* Start *
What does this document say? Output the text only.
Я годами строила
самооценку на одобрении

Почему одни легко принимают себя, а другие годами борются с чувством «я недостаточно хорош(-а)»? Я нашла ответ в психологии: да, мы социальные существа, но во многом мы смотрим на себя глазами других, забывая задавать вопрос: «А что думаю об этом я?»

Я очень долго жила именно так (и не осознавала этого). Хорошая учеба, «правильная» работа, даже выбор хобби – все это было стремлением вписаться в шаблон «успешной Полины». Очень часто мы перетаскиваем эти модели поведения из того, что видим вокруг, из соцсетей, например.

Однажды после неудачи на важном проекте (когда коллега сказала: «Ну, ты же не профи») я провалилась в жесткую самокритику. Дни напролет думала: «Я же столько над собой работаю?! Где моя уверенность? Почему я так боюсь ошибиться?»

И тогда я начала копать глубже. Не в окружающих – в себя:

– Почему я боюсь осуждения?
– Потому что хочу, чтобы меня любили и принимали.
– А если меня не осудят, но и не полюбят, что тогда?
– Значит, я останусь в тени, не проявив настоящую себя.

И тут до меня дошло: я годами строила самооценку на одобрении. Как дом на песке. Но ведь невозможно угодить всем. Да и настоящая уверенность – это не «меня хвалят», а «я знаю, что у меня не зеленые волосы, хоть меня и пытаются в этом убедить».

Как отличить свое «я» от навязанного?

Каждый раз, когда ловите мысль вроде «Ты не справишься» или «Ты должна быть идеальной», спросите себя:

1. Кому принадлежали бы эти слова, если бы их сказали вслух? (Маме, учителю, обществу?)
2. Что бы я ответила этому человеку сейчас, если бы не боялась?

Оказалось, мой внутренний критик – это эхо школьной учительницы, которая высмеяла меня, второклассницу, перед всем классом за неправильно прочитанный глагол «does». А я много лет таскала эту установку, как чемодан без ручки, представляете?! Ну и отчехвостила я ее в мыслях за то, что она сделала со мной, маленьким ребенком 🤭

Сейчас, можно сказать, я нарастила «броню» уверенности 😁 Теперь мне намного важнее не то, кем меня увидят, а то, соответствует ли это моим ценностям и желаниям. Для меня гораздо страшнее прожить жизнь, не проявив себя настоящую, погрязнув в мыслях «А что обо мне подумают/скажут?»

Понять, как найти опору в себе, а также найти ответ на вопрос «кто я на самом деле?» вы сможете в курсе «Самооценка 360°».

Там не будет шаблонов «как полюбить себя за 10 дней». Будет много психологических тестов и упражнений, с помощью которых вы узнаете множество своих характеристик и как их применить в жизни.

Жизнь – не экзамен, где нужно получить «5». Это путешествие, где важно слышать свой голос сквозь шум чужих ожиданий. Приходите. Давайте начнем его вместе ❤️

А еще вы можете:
* End *
Aim » For each line in the data above that contains the string "вопрос", extract the line.

Answer to the exercise »
Почему одни легко принимают себя, а другие годами борются с чувством «я недостаточно хорош(-а)»? Я нашла ответ в психологии: да, мы социальные существа, но во многом мы смотрим на себя глазами других, забывая задавать вопрос: «А что думаю об этом я?»
Понять, как найти опору в себе, а также найти ответ на вопрос «кто я на самом деле?» вы сможете в курсе «Самооценка 360°».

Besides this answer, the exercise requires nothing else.